→ **Instruction**: Filter the entries below, keeping only lines with the word "fixing".

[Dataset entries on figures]

>>>

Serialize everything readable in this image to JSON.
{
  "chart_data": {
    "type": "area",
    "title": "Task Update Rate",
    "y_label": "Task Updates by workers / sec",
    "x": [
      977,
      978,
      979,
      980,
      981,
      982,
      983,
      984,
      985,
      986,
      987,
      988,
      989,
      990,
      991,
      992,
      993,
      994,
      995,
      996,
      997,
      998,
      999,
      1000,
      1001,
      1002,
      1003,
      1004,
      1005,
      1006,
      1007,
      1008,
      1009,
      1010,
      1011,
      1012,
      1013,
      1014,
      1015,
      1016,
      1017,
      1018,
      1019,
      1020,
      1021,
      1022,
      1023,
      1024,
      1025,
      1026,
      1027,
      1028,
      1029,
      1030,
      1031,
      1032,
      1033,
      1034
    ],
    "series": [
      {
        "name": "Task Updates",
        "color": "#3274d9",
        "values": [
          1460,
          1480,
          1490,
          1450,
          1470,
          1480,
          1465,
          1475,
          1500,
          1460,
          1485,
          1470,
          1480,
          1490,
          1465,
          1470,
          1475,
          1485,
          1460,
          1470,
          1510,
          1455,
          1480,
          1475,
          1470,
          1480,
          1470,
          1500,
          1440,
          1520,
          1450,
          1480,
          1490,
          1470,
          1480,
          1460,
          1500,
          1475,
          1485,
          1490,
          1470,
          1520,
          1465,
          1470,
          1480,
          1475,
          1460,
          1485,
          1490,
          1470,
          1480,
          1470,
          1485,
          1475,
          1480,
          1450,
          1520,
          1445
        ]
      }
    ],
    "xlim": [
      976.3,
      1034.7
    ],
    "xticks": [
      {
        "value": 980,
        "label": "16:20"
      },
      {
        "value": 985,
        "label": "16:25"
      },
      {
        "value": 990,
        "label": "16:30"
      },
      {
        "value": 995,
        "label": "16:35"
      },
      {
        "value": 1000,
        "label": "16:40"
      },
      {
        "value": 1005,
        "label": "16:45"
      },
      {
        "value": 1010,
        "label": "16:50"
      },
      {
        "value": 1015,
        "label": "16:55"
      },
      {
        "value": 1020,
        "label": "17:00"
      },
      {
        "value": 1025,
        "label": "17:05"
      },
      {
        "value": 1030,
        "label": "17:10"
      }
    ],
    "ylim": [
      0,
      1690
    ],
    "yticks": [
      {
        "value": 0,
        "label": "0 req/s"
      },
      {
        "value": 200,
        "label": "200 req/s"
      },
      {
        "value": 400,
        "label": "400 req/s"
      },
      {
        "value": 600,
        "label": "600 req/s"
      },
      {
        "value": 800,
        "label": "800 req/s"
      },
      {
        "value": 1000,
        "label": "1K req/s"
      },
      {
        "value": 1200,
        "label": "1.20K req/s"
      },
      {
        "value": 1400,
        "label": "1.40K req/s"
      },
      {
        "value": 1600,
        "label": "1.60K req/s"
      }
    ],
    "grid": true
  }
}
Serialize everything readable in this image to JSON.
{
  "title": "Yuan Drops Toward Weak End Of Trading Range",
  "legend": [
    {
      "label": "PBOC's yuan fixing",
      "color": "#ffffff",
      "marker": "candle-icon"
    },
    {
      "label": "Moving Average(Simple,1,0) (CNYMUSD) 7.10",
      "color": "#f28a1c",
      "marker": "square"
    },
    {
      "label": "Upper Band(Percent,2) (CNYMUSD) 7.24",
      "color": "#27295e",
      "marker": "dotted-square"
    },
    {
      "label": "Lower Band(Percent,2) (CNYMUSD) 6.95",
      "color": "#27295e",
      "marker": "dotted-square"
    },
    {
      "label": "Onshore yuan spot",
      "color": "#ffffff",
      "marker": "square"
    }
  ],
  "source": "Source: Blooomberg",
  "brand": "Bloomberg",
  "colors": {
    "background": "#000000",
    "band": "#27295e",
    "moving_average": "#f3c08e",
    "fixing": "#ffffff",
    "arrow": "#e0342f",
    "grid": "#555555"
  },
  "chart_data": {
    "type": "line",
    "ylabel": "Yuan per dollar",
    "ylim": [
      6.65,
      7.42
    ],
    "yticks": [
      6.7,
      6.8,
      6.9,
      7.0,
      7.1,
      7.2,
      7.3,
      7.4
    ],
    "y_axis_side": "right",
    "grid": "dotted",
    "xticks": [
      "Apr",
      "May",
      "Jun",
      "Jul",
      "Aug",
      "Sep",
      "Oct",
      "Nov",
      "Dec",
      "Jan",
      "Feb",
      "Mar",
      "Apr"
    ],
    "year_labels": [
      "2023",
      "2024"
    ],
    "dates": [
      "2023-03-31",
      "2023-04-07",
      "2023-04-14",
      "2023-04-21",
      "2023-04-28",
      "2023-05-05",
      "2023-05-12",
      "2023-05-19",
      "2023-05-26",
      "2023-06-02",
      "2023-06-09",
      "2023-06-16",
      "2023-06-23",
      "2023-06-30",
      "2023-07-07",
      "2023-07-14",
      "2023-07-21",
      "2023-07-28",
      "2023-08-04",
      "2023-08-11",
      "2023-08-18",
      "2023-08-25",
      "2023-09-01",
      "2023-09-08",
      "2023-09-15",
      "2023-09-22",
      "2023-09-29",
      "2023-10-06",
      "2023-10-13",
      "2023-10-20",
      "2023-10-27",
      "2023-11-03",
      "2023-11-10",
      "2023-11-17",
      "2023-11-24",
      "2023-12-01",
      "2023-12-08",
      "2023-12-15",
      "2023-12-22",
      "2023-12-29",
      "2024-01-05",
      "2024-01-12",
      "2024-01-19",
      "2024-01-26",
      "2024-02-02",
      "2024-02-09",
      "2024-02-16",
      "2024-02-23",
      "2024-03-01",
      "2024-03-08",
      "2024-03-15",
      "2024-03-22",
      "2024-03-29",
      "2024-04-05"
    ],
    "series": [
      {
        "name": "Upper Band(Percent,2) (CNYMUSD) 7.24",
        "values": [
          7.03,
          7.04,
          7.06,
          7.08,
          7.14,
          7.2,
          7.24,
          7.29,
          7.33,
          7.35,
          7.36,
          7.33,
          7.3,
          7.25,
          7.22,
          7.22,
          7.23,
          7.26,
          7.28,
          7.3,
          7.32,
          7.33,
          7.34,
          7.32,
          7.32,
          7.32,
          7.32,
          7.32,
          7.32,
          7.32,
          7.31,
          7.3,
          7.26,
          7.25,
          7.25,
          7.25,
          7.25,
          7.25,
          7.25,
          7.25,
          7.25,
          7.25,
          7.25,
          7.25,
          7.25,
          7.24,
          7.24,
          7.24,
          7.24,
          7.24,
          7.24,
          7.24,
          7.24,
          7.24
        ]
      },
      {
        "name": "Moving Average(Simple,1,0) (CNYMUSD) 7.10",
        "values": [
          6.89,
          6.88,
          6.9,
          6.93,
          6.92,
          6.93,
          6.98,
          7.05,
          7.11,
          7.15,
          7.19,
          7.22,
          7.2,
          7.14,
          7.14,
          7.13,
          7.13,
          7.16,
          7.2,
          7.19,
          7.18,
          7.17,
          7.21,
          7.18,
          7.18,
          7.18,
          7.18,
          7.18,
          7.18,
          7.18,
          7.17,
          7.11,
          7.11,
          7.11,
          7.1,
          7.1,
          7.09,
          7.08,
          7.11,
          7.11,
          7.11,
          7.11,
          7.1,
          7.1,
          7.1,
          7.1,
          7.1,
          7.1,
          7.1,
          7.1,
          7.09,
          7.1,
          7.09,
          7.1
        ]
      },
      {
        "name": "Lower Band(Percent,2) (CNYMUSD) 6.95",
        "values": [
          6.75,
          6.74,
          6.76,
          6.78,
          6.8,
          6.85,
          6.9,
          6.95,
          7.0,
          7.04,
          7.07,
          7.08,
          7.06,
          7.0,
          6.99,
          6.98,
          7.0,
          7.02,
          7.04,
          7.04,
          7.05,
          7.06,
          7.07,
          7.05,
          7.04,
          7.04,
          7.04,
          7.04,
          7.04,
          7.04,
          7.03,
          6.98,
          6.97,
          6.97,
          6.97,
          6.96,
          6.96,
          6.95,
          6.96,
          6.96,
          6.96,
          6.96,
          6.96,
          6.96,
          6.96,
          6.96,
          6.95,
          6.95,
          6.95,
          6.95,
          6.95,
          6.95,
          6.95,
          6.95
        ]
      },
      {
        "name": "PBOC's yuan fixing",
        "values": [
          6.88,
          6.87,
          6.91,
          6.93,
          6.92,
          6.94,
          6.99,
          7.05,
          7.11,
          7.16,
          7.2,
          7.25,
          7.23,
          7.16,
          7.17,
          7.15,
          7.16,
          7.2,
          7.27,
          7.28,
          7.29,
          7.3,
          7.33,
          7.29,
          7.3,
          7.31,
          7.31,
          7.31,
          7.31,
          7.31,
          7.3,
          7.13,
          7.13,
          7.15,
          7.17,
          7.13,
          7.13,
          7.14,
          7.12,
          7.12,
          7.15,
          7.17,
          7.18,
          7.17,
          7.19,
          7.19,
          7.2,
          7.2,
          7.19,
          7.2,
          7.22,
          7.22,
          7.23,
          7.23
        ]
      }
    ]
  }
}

<<<

→ **The completed task**:
      "label": "PBOC's yuan fixing",
    "fixing": "#ffffff",
        "name": "PBOC's yuan fixing",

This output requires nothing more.